[Extracted records]
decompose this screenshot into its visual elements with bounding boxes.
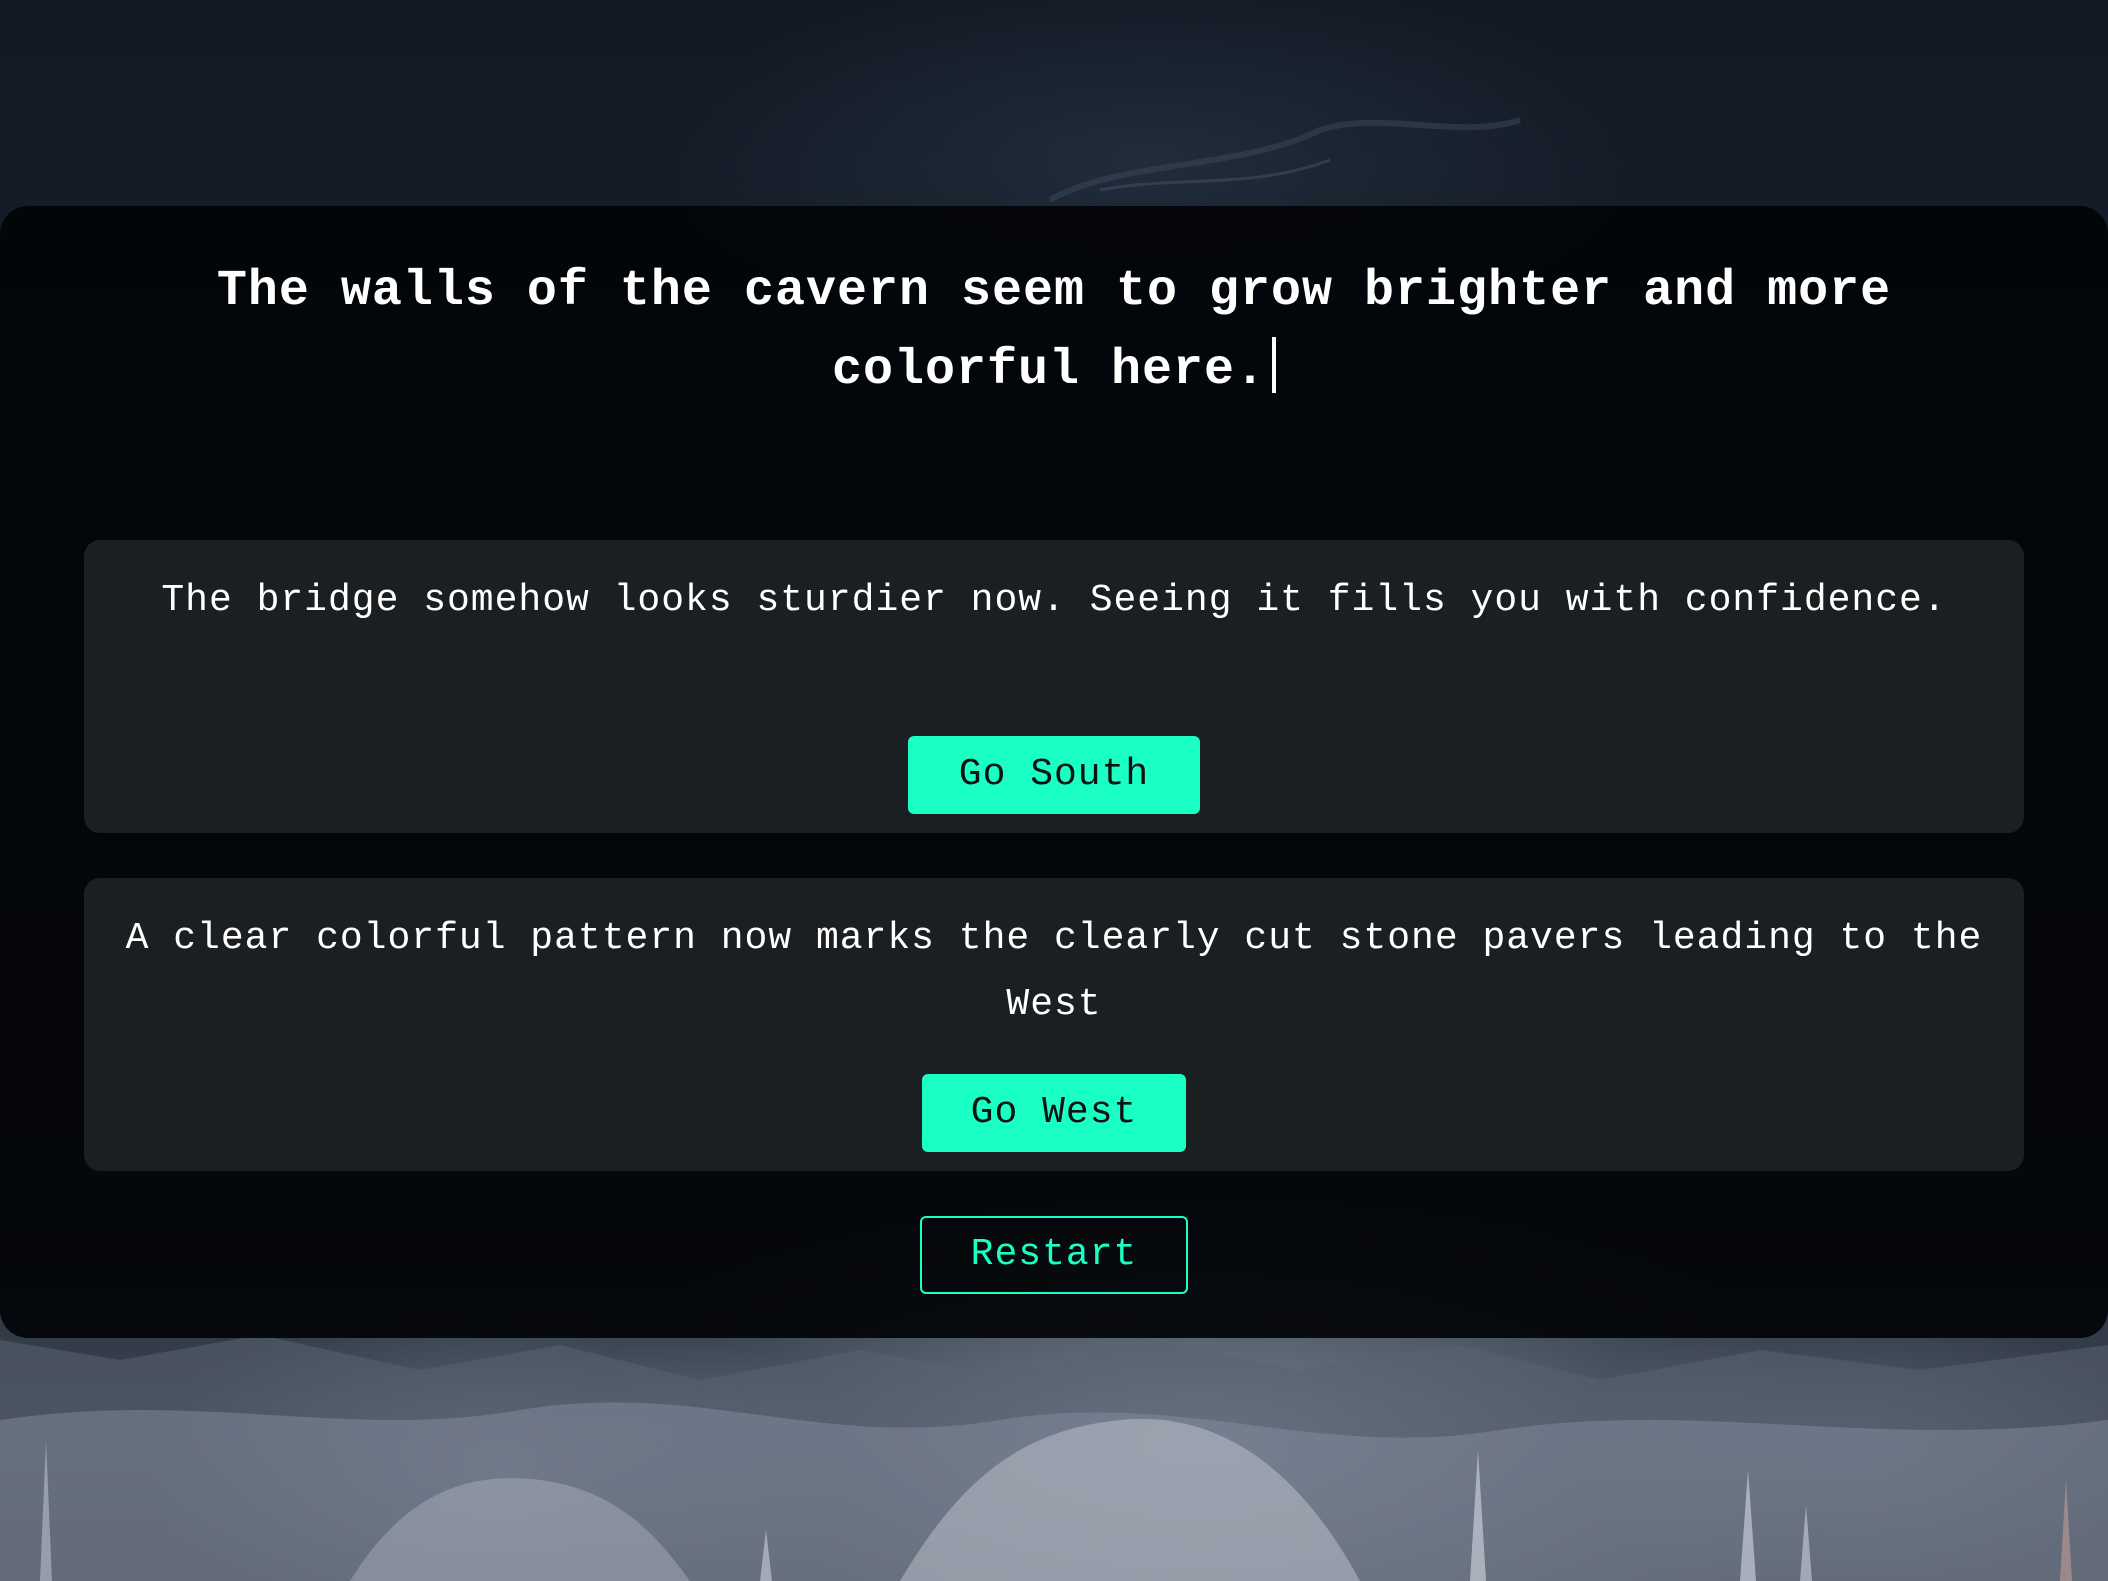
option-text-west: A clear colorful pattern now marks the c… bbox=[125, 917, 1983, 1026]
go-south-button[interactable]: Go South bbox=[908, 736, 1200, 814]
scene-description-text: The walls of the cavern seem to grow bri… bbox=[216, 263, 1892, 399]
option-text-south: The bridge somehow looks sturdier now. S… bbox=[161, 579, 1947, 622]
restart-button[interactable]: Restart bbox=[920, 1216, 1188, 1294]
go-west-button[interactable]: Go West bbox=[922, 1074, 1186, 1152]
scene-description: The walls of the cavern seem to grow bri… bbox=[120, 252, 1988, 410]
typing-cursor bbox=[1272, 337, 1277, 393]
* * *
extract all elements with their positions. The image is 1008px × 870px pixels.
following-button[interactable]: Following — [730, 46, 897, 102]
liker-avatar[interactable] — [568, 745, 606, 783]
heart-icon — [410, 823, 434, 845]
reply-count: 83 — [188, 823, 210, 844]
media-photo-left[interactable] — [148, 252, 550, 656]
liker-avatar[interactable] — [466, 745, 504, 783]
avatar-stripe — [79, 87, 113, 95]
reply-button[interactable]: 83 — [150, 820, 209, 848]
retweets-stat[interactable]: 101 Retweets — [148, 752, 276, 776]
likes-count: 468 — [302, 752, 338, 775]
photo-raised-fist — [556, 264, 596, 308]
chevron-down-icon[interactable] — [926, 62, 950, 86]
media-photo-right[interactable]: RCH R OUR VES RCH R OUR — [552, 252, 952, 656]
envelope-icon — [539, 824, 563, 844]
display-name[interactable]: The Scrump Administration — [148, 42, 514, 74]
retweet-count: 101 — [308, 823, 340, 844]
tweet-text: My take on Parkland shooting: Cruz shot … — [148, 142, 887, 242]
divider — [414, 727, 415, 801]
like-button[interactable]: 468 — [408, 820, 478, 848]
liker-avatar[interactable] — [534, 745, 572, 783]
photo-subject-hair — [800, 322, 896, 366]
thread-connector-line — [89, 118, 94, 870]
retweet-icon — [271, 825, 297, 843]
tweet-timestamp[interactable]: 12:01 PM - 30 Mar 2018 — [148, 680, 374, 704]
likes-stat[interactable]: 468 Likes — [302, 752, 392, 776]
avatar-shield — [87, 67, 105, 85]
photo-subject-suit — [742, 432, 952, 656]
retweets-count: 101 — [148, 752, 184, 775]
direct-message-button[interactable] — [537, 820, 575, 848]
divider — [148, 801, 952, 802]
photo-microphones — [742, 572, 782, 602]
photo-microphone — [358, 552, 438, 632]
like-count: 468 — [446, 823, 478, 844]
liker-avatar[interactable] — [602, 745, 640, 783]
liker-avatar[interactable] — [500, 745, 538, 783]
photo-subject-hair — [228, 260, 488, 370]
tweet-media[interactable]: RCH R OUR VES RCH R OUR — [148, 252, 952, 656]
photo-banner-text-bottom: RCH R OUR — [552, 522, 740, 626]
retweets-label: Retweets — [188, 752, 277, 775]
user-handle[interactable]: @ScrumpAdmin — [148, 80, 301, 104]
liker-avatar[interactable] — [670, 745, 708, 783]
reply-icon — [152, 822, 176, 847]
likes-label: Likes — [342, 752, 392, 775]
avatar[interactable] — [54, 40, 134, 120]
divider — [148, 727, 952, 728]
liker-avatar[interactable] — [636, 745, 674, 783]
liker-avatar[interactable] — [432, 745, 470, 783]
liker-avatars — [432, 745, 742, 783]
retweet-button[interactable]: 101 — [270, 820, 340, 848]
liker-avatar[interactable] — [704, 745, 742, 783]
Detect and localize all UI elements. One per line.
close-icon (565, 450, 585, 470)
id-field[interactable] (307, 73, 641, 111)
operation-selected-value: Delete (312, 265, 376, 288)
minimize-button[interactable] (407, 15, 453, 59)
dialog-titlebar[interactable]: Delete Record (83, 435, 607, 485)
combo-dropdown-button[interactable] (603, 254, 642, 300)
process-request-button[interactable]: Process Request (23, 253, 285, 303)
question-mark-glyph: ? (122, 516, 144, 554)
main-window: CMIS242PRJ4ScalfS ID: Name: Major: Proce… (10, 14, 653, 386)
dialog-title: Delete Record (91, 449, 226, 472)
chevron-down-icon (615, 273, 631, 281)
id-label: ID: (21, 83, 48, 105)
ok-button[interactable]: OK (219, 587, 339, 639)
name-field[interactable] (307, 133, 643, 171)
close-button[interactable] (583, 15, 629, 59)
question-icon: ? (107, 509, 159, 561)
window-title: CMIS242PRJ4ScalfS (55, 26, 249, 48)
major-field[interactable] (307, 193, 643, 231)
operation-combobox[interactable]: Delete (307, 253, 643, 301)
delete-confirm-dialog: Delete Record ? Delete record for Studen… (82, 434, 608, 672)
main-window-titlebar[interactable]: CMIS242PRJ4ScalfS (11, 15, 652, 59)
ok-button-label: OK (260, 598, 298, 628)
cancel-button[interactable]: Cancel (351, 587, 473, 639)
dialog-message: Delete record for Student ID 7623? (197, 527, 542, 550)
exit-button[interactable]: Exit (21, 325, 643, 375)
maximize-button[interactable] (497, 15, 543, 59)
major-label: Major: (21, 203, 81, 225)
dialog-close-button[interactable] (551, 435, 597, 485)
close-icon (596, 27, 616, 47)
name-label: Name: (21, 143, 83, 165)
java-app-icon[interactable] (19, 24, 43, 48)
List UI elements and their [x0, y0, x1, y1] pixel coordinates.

[Given instruction] Write out the lines from the one containing "decompose this screenshot" through the one containing "typing-cursor bbox=[1272, 337, 1277, 393]", including both, and leave out any pictures.

[Answer for the task]
decompose this screenshot into its visual elements with bounding boxes.
option-text-west: A clear colorful pattern now marks the c… bbox=[125, 917, 1983, 1026]
go-south-button[interactable]: Go South bbox=[908, 736, 1200, 814]
scene-description-text: The walls of the cavern seem to grow bri… bbox=[216, 263, 1892, 399]
option-text-south: The bridge somehow looks sturdier now. S… bbox=[161, 579, 1947, 622]
restart-button[interactable]: Restart bbox=[920, 1216, 1188, 1294]
go-west-button[interactable]: Go West bbox=[922, 1074, 1186, 1152]
scene-description: The walls of the cavern seem to grow bri… bbox=[120, 252, 1988, 410]
typing-cursor bbox=[1272, 337, 1277, 393]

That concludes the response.